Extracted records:
┌────────

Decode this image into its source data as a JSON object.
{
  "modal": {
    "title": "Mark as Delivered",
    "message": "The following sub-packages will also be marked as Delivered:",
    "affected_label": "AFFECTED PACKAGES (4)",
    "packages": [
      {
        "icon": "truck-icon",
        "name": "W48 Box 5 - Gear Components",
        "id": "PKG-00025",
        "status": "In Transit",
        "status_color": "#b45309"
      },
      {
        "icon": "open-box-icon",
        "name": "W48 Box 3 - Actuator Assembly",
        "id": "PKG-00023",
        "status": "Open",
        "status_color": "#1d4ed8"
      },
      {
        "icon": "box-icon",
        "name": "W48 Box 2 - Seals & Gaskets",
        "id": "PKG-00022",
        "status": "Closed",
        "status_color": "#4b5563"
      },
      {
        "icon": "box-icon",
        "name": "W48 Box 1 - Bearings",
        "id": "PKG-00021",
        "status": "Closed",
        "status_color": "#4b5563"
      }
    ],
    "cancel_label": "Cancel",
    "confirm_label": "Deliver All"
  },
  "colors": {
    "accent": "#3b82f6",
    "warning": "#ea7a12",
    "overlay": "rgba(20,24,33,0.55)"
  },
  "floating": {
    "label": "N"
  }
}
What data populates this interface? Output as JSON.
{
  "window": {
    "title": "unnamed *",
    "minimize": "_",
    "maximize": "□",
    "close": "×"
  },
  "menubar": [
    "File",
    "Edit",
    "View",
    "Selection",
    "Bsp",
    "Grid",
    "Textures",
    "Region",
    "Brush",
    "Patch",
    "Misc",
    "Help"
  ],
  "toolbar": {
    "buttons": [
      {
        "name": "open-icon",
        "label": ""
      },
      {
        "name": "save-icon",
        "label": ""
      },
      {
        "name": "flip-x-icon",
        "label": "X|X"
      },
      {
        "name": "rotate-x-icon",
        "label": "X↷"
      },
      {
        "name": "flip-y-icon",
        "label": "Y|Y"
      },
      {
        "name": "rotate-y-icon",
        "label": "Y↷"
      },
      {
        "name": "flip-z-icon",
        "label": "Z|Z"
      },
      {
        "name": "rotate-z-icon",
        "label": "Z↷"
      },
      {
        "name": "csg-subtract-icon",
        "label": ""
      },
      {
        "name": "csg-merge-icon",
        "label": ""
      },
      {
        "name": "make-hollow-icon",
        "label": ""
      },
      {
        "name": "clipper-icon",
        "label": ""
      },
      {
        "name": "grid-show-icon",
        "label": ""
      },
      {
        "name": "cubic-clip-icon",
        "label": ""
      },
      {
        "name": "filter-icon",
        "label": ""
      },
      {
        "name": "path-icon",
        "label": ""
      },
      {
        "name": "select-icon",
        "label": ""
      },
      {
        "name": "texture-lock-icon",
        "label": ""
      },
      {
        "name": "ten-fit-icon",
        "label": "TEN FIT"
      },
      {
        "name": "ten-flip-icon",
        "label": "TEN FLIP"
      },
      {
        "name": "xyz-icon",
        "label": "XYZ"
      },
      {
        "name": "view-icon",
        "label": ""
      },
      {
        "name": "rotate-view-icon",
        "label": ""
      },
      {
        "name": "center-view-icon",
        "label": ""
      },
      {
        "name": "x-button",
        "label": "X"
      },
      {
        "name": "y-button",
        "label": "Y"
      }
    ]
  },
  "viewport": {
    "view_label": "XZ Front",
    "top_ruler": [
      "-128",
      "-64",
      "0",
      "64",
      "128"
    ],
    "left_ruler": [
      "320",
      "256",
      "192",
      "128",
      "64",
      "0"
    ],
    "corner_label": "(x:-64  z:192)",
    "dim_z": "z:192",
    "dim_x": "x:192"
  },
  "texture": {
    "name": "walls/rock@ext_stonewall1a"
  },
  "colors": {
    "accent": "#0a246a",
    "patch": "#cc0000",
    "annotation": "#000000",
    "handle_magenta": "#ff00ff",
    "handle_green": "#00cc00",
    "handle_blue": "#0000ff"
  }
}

└────────

- Requirements -
Pull out all lines from the entries above that include the word "this".

- Output of the task -
Decode this image into its source data as a JSON object.
What data populates this interface? Output as JSON.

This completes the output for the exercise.